* **DOCUMENT TEXT**

........

I agree driving in and around CSL and SJD is an adventure.  But, driving North from the airport to Cabo Pulmo is like driving on a country road in Northern California.  Some sharp turns, a few speeders (just let them pass) and some livestock crossing the road at times, but it can be a nice leisurely drive.


----------



## PStreet1 (Apr 1, 2012)

You do have to be alert, but we don't find it difficult.  However, there is a big problem with Americans not knowing that a left turn from a highway--even if there is an apparent crossover where cars are coming from the right of the highway and crossing over to go the other direction--is not only totally unexpected to the Mexican driver, it is also illegal.  Consequently, there are a lot of accidents with Americans turning left.

To turn left, you are supposed to exit the highway before your turn and use the "feeder" which runs beside the highway.  Then, at the turn, you will be, in essence, crossing the highway.  Apparently, a left turn from the highway itself is just not something a Mexican driver checks for because it isn't supposed to happen.

To get to our home in Mexico, we are often obliged to make a left.  We know how dangerous it is; it's dangerous with oncoming traffic, and it's very dangerous in terms of getting rammed from behind.  If we can't get the cars in back of us to pass us before we have to execute the turn, we pass it and go to where we can get turned around and go back.  (We, unfortunately, lack a feeder by our road, so left turns can, and do, occur--but they are very, very dangerous.)

When we rent a car in Mexico, we always go for something small--easier to park and easier on gas mileage.


----------



## mjm1 (Apr 1, 2012)

Heathpack, I look forward to hearing about your experience, especially during your time at Sirena del Mar.  We will be staying there in December, which will be our first stay in Cabo, and are trying to decide if we need/should get a rental car.

I understand the resort is beautiful.  Have a great time.


----------



## easyrider (Apr 1, 2012)

We were in Cabo for two weeks this last Feb and didn't see any problems driving in the area. The portion of Cabo that was hard to learn in the past was the area that leads up to the marina. 3-4 years back you had to turn onto a frontage road a block before you could turn left. They took the frontage roads out and installed left turn lanes and a road devider. You still need to take the frontage roads off the hwy to get to Costco or Wallmart. The road around Medano Beach is completely paved.

The road to Todos Santos was an easy drive with a few sections of the new freeway still being built.

The only round a bout that I remember in all of Cabo is the one heading to Pueblo Bonito Sunset Beach. Its pretty tame and easy to go through.

........

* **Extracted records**
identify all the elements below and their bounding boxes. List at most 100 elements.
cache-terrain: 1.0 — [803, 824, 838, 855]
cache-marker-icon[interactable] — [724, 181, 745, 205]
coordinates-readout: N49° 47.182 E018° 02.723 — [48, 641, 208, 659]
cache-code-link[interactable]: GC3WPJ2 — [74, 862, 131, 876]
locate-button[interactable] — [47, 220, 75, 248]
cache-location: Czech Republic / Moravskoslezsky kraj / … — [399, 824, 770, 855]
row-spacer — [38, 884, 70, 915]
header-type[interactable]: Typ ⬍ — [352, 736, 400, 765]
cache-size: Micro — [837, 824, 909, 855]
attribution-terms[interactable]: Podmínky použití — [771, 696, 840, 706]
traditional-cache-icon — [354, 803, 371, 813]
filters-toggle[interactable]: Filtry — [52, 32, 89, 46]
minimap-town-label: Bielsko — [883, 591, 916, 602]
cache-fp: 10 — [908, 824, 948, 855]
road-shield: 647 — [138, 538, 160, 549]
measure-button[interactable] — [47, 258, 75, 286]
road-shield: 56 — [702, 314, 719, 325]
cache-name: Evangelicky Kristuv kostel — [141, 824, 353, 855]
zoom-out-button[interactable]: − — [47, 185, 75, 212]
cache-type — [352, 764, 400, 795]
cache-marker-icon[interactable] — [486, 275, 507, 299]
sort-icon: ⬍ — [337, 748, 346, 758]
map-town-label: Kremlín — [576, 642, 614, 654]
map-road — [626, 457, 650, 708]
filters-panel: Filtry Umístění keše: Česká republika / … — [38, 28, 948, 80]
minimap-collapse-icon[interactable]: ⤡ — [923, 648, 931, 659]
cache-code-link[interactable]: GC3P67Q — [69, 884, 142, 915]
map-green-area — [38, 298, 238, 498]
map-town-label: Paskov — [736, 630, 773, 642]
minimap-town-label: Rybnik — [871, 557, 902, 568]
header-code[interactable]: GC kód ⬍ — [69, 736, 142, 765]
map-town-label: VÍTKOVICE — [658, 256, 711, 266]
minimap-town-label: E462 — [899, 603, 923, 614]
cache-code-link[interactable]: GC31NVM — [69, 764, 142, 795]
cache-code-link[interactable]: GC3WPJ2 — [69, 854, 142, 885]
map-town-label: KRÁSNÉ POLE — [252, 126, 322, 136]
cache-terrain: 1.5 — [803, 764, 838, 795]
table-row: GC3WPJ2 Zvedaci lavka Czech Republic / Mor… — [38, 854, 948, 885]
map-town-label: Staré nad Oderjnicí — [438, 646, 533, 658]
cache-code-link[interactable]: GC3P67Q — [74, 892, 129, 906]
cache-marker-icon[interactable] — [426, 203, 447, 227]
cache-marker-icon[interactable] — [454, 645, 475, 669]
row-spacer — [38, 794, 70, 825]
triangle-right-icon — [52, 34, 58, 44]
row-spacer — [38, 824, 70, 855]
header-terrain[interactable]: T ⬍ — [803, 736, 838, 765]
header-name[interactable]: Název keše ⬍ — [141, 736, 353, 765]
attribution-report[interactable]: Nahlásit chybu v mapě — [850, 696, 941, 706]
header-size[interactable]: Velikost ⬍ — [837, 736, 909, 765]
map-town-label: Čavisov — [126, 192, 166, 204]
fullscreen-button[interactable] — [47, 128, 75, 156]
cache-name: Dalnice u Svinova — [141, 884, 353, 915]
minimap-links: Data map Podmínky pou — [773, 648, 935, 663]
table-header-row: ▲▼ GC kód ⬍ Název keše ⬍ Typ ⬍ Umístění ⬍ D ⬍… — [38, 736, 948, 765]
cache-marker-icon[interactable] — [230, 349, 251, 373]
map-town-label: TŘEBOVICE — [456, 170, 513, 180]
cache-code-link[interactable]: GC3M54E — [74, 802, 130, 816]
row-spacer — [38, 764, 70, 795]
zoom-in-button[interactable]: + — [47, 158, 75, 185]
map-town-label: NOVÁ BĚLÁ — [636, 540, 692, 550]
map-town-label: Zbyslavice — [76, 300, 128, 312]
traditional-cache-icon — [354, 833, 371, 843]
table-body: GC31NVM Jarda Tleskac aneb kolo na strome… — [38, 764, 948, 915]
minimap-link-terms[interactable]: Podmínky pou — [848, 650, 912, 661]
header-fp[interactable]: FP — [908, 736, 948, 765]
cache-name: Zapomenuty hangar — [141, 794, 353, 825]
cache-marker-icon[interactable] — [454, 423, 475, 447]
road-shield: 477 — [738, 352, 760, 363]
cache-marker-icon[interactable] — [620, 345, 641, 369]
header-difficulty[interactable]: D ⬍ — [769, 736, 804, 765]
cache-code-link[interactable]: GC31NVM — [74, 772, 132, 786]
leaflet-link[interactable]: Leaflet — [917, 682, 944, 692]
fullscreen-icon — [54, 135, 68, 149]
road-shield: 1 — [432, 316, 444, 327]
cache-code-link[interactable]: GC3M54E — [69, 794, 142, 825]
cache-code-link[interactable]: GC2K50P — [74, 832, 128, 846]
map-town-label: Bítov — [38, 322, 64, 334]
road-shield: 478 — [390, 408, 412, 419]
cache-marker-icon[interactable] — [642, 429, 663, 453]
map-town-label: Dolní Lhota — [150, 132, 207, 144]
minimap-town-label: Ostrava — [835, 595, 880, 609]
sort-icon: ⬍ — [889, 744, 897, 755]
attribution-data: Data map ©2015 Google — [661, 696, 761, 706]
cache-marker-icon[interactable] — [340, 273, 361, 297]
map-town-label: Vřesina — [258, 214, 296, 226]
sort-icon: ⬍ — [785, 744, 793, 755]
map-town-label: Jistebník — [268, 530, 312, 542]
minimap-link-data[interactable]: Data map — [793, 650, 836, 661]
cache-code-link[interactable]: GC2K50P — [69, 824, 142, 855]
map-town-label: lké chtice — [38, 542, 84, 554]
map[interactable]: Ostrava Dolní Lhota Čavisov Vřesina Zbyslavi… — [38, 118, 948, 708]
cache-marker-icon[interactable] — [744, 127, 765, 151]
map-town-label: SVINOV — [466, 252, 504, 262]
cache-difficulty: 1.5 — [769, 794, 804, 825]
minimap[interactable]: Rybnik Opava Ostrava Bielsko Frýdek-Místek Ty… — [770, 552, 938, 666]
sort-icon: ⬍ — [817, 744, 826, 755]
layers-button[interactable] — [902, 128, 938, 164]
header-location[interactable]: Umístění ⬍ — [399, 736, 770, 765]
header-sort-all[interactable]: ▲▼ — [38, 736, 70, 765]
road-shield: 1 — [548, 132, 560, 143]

........

* **REQUIREMENT A**
In the forum thread on driving in Cabo, how are drivers supposed to make a left turn off the highway?
* **REQUIREMENT B**
Write the next part of the forum thread on driving in Cabo, picking up after its final post.
None of the entries are needed for these tasks.

* **TASK RESULT A**
They are supposed to exit the highway before the turn, use the "feeder" road beside it, and then cross the highway at the turn.

* **TASK RESULT B**
For us we will always get a car. We want to do what we want to do when we want to do it. I don't trust the taxi's in Mexico in the evenings as these drivers have often asked if I wanted drugs or prostitutes. Most of the wrecks I have seen are taxi's.

We are very active and explore the areas we travel to. Its hard to explore on foot, imo. Driving should be considered an activity instead of an expense when your in Mexico. 

We like Dominic but have rented from Avis, Alamo and All over Baja. Stay away from Jerry at All over Baja. His cars constantly break down and Jerry is a big liar head.

Bil


----------



## bankr63 (Apr 3, 2012)

If OP is staying at GM in SJC, they will have to pass through at least 2 roundabouts regardless of route taken to the resort.  They are hard to avoid around SJC.  The flower is probably the worst; some people yield ROW to the people already in the roundabout.  Some people seem to think the traffic on Hwy #1 has the ROW.  In Canada people in the roundabout have the ROW, but I have no idea now what is actually correct in SJC as I have watched the locals do it either way depending on their moods I guess.


----------



## heathpack (Apr 3, 2012)

Pat,

Thanks so much for this tip.  We currently have a reservation with Avis, 2 week auto transmission air conditioned compact car for $325.  I figure even with BS charges, we should be able to rent this car for about $425, plus $18 for the AMEX coverage (for some reason it's $18 instead of $25 for California residents).  So all in, factoring in BS charges and gas, I am thinking we should be able to do this rental for $550.

If anyone is interested, here is a helpful TripAdvisor link on the subject of Mexican car rental insurance:

http://www.tripadvisor.com/ShowTopi...Cabo_San_Lucas_Los_Cabos_Baja_California.html

H


----------



## heathpack (Apr 3, 2012)

california-bighorn said:


> Although it has never made sense for us to rent a car for the entire week to 2 weeks we stay in Cabo, even if it were just two of you, a car rental for a day to Cabo Pulmo would be most cost effective and have some other advantages.  The more in your group the more cost effective the car rental would be.  It was no problem driving to CP.  About half the trip is on the main 2 lane highway, then you turn (well marked to CP) onto another road that is paved until about the last 6 to 8 miles where it turns into a dirt road that is well maintained, but dusty.  Plenty of room to move over for infrequent oncoming traffic.  If you left early from San Jose Del Cabo you would have the entire day to pick what you wanted to do and for how long.  It is a safe trip driving up there.  Just drive kinda slow, watch for cattle and mules (donkeys?) on the highway and you'll be fine.  I think there are 4 companies in town that provide snorkeling and a couple for kayaking. We have always used Cabo Pulmo dive shop that is the 2 story blue building you see when you 1st come into town.  They are excellent for snorkeling, don't know about kayaks, but you could check their website.  There are some great inexpensive beach side restaurants that make you feel you are in one of those TV commercials.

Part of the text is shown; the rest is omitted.